─── DATA SHOWN ───

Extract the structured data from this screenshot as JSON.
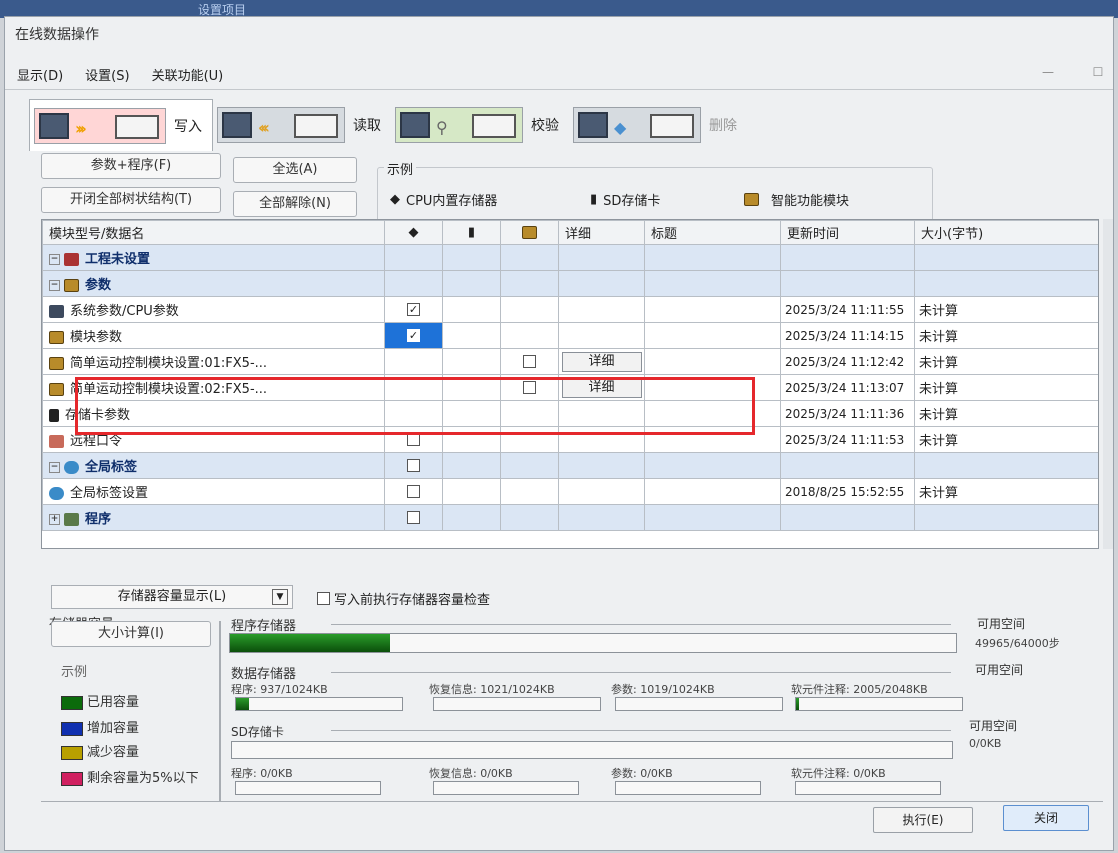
{
  "background_title": "设置项目",
  "window": {
    "title": "在线数据操作"
  },
  "menu": [
    {
      "label": "显示(D)"
    },
    {
      "label": "设置(S)"
    },
    {
      "label": "关联功能(U)"
    }
  ],
  "modes": [
    {
      "label": "写入",
      "icon": "write-icon"
    },
    {
      "label": "读取",
      "icon": "read-icon"
    },
    {
      "label": "校验",
      "icon": "verify-icon"
    },
    {
      "label": "删除",
      "icon": "delete-icon"
    }
  ],
  "buttons": {
    "param_prog": "参数+程序(F)",
    "select_all": "全选(A)",
    "expand_tree": "开闭全部树状结构(T)",
    "deselect_all": "全部解除(N)"
  },
  "legend_top": {
    "caption": "示例",
    "items": [
      "CPU内置存储器",
      "SD存储卡",
      "智能功能模块"
    ]
  },
  "table": {
    "headers": [
      "模块型号/数据名",
      "",
      "",
      "",
      "详细",
      "标题",
      "更新时间",
      "大小(字节)"
    ],
    "detail_label": "详细",
    "rows": [
      {
        "name": "工程未设置",
        "level": 0,
        "group": true,
        "toggle": "−",
        "icon": "proj"
      },
      {
        "name": "参数",
        "level": 1,
        "group": true,
        "toggle": "−",
        "icon": "mod"
      },
      {
        "name": "系统参数/CPU参数",
        "level": 2,
        "icon": "cpu",
        "cpu_check": "checked",
        "time": "2025/3/24 11:11:55",
        "size": "未计算"
      },
      {
        "name": "模块参数",
        "level": 2,
        "icon": "mod",
        "cpu_check": "checked",
        "cpu_selected": true,
        "time": "2025/3/24 11:14:15",
        "size": "未计算"
      },
      {
        "name": "简单运动控制模块设置:01:FX5-...",
        "level": 2,
        "icon": "mod",
        "intel_check": "unchecked",
        "detail": true,
        "time": "2025/3/24 11:12:42",
        "size": "未计算"
      },
      {
        "name": "简单运动控制模块设置:02:FX5-...",
        "level": 2,
        "icon": "mod",
        "intel_check": "unchecked",
        "detail": true,
        "time": "2025/3/24 11:13:07",
        "size": "未计算"
      },
      {
        "name": "存储卡参数",
        "level": 2,
        "icon": "card",
        "time": "2025/3/24 11:11:36",
        "size": "未计算"
      },
      {
        "name": "远程口令",
        "level": 2,
        "icon": "remote",
        "cpu_check": "unchecked",
        "time": "2025/3/24 11:11:53",
        "size": "未计算"
      },
      {
        "name": "全局标签",
        "level": 1,
        "group": true,
        "toggle": "−",
        "icon": "glob",
        "cpu_check": "unchecked"
      },
      {
        "name": "全局标签设置",
        "level": 2,
        "icon": "glob",
        "cpu_check": "unchecked",
        "time": "2018/8/25 15:52:55",
        "size": "未计算"
      },
      {
        "name": "程序",
        "level": 1,
        "group": true,
        "toggle": "+",
        "icon": "prog",
        "cpu_check": "unchecked"
      }
    ]
  },
  "capacity": {
    "dropdown": "存储器容量显示(L)",
    "check_label": "写入前执行存储器容量检查",
    "section_title": "存储器容量",
    "calc_button": "大小计算(I)",
    "legend_caption": "示例",
    "legend": [
      {
        "label": "已用容量",
        "color": "#0b6b0b"
      },
      {
        "label": "增加容量",
        "color": "#1030b0"
      },
      {
        "label": "减少容量",
        "color": "#b8a000"
      },
      {
        "label": "剩余容量为5%以下",
        "color": "#d02060"
      }
    ],
    "program_memory": {
      "label": "程序存储器",
      "free_label": "可用空间",
      "free_value": "49965/64000步",
      "fill": 0.22
    },
    "data_memory": {
      "label": "数据存储器",
      "free_label": "可用空间",
      "items": [
        {
          "label": "程序: 937/1024KB",
          "fill": 0.08
        },
        {
          "label": "恢复信息: 1021/1024KB",
          "fill": 0.0
        },
        {
          "label": "参数: 1019/1024KB",
          "fill": 0.0
        },
        {
          "label": "软元件注释: 2005/2048KB",
          "fill": 0.02
        }
      ]
    },
    "sd_card": {
      "label": "SD存储卡",
      "free_label": "可用空间",
      "free_value": "0/0KB",
      "items": [
        {
          "label": "程序: 0/0KB"
        },
        {
          "label": "恢复信息: 0/0KB"
        },
        {
          "label": "参数: 0/0KB"
        },
        {
          "label": "软元件注释: 0/0KB"
        }
      ]
    }
  },
  "footer": {
    "execute": "执行(E)",
    "close": "关闭"
  }
}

───

Above are records with pictures; repeat the records exactly and leave the pictures out.

# TASK ANSWER
Extract the structured data from this screenshot as JSON.
{
  "background_title": "设置项目",
  "window": {
    "title": "在线数据操作"
  },
  "menu": [
    {
      "label": "显示(D)"
    },
    {
      "label": "设置(S)"
    },
    {
      "label": "关联功能(U)"
    }
  ],
  "modes": [
    {
      "label": "写入",
      "icon": "write-icon"
    },
    {
      "label": "读取",
      "icon": "read-icon"
    },
    {
      "label": "校验",
      "icon": "verify-icon"
    },
    {
      "label": "删除",
      "icon": "delete-icon"
    }
  ],
  "buttons": {
    "param_prog": "参数+程序(F)",
    "select_all": "全选(A)",
    "expand_tree": "开闭全部树状结构(T)",
    "deselect_all": "全部解除(N)"
  },
  "legend_top": {
    "caption": "示例",
    "items": [
      "CPU内置存储器",
      "SD存储卡",
      "智能功能模块"
    ]
  },
  "table": {
    "headers": [
      "模块型号/数据名",
      "",
      "",
      "",
      "详细",
      "标题",
      "更新时间",
      "大小(字节)"
    ],
    "detail_label": "详细",
    "rows": [
      {
        "name": "工程未设置",
        "level": 0,
        "group": true,
        "toggle": "−",
        "icon": "proj"
      },
      {
        "name": "参数",
        "level": 1,
        "group": true,
        "toggle": "−",
        "icon": "mod"
      },
      {
        "name": "系统参数/CPU参数",
        "level": 2,
        "icon": "cpu",
        "cpu_check": "checked",
        "time": "2025/3/24 11:11:55",
        "size": "未计算"
      },
      {
        "name": "模块参数",
        "level": 2,
        "icon": "mod",
        "cpu_check": "checked",
        "cpu_selected": true,
        "time": "2025/3/24 11:14:15",
        "size": "未计算"
      },
      {
        "name": "简单运动控制模块设置:01:FX5-...",
        "level": 2,
        "icon": "mod",
        "intel_check": "unchecked",
        "detail": true,
        "time": "2025/3/24 11:12:42",
        "size": "未计算"
      },
      {
        "name": "简单运动控制模块设置:02:FX5-...",
        "level": 2,
        "icon": "mod",
        "intel_check": "unchecked",
        "detail": true,
        "time": "2025/3/24 11:13:07",
        "size": "未计算"
      },
      {
        "name": "存储卡参数",
        "level": 2,
        "icon": "card",
        "time": "2025/3/24 11:11:36",
        "size": "未计算"
      },
      {
        "name": "远程口令",
        "level": 2,
        "icon": "remote",
        "cpu_check": "unchecked",
        "time": "2025/3/24 11:11:53",
        "size": "未计算"
      },
      {
        "name": "全局标签",
        "level": 1,
        "group": true,
        "toggle": "−",
        "icon": "glob",
        "cpu_check": "unchecked"
      },
      {
        "name": "全局标签设置",
        "level": 2,
        "icon": "glob",
        "cpu_check": "unchecked",
        "time": "2018/8/25 15:52:55",
        "size": "未计算"
      },
      {
        "name": "程序",
        "level": 1,
        "group": true,
        "toggle": "+",
        "icon": "prog",
        "cpu_check": "unchecked"
      }
    ]
  },
  "capacity": {
    "dropdown": "存储器容量显示(L)",
    "check_label": "写入前执行存储器容量检查",
    "section_title": "存储器容量",
    "calc_button": "大小计算(I)",
    "legend_caption": "示例",
    "legend": [
      {
        "label": "已用容量",
        "color": "#0b6b0b"
      },
      {
        "label": "增加容量",
        "color": "#1030b0"
      },
      {
        "label": "减少容量",
        "color": "#b8a000"
      },
      {
        "label": "剩余容量为5%以下",
        "color": "#d02060"
      }
    ],
    "program_memory": {
      "label": "程序存储器",
      "free_label": "可用空间",
      "free_value": "49965/64000步",
      "fill": 0.22
    },
    "data_memory": {
      "label": "数据存储器",
      "free_label": "可用空间",
      "items": [
        {
          "label": "程序: 937/1024KB",
          "fill": 0.08
        },
        {
          "label": "恢复信息: 1021/1024KB",
          "fill": 0.0
        },
        {
          "label": "参数: 1019/1024KB",
          "fill": 0.0
        },
        {
          "label": "软元件注释: 2005/2048KB",
          "fill": 0.02
        }
      ]
    },
    "sd_card": {
      "label": "SD存储卡",
      "free_label": "可用空间",
      "free_value": "0/0KB",
      "items": [
        {
          "label": "程序: 0/0KB"
        },
        {
          "label": "恢复信息: 0/0KB"
        },
        {
          "label": "参数: 0/0KB"
        },
        {
          "label": "软元件注释: 0/0KB"
        }
      ]
    }
  },
  "footer": {
    "execute": "执行(E)",
    "close": "关闭"
  }
}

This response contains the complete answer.